- [To do]:
A - Reproduce the passage of the Korean art article starting at "Monday, May 18, 2009" and ending at "may change this.".
B - According to the Korean art article, what three things did the Joseon dynasty do?
C - How many objects does the exhibition in the Korean art article include?

- [Extract provided]:
Monday, May 18, 2009

When Korean Culture Flourished

In the geography of the Metropolitan Museum of Art, the gallery devoted to Korea acts as a sort of land bridge between China and South Asia that all too often serves as passage rather than destination. The first in a series of shows to be held over the next 10 to 15 years, "Art of the Korean Renaissance, 1400-1600" may change this.

With only 47 objects, the exhibition explores a fertile 200-year period in Korea's cultural history, revealing as much through its choice of works as it does through the order in which it displays them. The show's modest size makes the point that, sadly, little has survived from this period, when the Joseon -- or Fresh Dawn -- dynasty (1392-1910) united the Korean peninsula militarily, established Confucianism as the national ideology and introduced a phonetic alphabet.

The high-fired stoneware that came to be dubbed buncheong represents Korea's most famous legacy. Fittingly, examples are sprinkled throughout the show.

The lines are not always plumb and the forms not perfectly rounded, giving buncheong-ware an appealing, rustic connection to the hands that shaped it. A late 15th- to early 16th-century piece perhaps best embodies buncheong's spirit: On a slightly off-kilter drum-shaped vessel the artist has drawn a bird, wings and tail extended, swooping to catch a fish. The scene is flanked by lotuses, which rise like charmed snakes from a wavy sea. It is easy to see why Japanese tea masters prized this pottery when, during the Japanese invasion and subsequent Imjin War (1592-1598), the Japanese brought many pieces and potters back to their homeland.

In most cases, this homegrown stoneware is displayed next to porcelains, showing off the latter's sleek lines and designs. At a time when Ming China was producing polychrome and blue-and-white porcelains, the works here stand out for their plainness, reflecting the effort to instill neo-Confucian ideals by restricting the import of Chinese porcelains and reining in decoration.

Another remarkable innovation is King Sejong's introduction of hangeul, the phonetic alphabet that appears in two books in the show. Interestingly, the letters in the first one, printed in 1447, just four years after hangeul's introduction, are geometric and blocky. In the second book, dated 1567-1608, the font emulates the stroke of the calligraphic line.

The alphabet, according to curator Soyoung Lee, was "not necessarily a negation of the brush." This is borne out in the selection of landscapes, the foremost genre of Korean painting in the 15th century.

Landscapes gained pre-eminence in part because early Joseon rulers banned Buddhism from public life and in part because the Joseon literati held the view that nature was the paradigm of the ideal world order. As two sets of landscapes illustrate, Korean painters in this period revived a love for China's Xiao and Xiang rivers in Hunan province, a subject much favored in the Chinese Song dynasty (960-1279).

(Document understanding data)

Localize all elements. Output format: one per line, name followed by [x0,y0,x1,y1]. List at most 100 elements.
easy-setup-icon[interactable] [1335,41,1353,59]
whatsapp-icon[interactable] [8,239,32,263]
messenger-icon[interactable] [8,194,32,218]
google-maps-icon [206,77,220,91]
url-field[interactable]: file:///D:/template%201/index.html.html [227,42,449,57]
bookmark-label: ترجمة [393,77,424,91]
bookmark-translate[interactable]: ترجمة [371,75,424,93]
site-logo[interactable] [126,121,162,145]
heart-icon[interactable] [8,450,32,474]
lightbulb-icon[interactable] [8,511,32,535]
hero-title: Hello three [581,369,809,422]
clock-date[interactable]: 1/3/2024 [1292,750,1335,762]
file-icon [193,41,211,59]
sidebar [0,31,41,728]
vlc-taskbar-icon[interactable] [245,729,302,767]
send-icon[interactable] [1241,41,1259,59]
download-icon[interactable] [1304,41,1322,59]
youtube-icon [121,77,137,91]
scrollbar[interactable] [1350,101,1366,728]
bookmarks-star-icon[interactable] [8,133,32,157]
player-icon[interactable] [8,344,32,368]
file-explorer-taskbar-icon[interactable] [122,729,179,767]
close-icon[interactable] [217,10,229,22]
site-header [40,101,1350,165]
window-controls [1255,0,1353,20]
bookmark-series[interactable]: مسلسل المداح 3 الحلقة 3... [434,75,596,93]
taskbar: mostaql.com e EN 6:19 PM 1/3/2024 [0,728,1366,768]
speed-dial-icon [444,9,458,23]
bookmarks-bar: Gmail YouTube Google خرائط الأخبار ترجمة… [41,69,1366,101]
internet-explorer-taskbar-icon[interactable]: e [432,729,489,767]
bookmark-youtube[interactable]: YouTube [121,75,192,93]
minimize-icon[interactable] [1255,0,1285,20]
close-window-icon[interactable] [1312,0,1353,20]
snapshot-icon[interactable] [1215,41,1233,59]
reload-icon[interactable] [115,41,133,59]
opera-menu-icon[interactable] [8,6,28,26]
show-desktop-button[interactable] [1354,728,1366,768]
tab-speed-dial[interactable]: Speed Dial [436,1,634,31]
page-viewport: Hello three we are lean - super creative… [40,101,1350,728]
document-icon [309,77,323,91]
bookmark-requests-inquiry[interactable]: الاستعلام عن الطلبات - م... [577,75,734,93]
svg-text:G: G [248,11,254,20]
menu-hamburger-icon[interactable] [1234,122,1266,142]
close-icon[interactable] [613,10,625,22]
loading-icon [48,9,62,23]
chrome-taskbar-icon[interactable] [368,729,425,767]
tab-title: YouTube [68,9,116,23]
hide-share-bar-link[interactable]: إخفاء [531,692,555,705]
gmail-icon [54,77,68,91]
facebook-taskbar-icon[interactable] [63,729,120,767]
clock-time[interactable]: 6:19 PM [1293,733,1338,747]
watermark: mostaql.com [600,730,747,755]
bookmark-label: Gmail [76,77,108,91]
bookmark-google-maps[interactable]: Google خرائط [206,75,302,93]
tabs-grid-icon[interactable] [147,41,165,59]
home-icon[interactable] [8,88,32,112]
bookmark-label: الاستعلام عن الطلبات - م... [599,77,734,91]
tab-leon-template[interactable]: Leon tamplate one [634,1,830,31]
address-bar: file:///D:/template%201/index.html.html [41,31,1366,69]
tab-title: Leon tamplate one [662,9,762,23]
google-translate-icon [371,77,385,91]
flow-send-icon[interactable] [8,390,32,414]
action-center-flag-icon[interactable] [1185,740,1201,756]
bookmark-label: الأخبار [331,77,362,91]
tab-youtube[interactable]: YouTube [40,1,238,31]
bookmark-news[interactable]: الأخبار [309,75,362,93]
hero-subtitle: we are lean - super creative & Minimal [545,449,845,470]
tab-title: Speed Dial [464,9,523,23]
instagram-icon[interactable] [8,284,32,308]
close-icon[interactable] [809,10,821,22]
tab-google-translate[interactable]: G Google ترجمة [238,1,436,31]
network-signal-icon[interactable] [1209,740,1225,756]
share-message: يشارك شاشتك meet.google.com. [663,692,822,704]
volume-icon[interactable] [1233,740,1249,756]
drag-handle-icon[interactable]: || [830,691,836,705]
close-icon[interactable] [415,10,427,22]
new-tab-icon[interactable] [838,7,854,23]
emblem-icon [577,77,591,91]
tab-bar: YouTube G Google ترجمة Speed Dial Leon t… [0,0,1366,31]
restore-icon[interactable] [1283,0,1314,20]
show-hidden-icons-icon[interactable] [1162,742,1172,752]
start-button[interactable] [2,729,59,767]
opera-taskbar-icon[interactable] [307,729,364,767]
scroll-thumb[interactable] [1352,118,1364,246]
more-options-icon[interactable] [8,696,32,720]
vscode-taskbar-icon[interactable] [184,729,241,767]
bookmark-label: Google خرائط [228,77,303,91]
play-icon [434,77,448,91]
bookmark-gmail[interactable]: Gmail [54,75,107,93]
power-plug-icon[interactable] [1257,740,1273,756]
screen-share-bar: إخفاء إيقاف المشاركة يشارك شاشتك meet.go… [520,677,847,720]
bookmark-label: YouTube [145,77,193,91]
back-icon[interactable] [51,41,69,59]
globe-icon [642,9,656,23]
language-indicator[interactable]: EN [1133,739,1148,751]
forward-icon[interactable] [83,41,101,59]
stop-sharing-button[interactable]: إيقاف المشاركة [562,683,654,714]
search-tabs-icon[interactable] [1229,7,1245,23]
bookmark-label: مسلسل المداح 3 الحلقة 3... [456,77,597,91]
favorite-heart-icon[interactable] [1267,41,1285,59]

- [Responses by item number]:
A -
Monday, May 18, 2009

When Korean Culture Flourished

In the geography of the Metropolitan Museum of Art, the gallery devoted to Korea acts as a sort of land bridge between China and South Asia that all too often serves as passage rather than destination. The first in a series of shows to be held over the next 10 to 15 years, "Art of the Korean Renaissance, 1400-1600" may change this.

B -
- United the Korean peninsula militarily
- Established Confucianism as the national ideology
- Introduced a phonetic alphabet

C - 47 objects.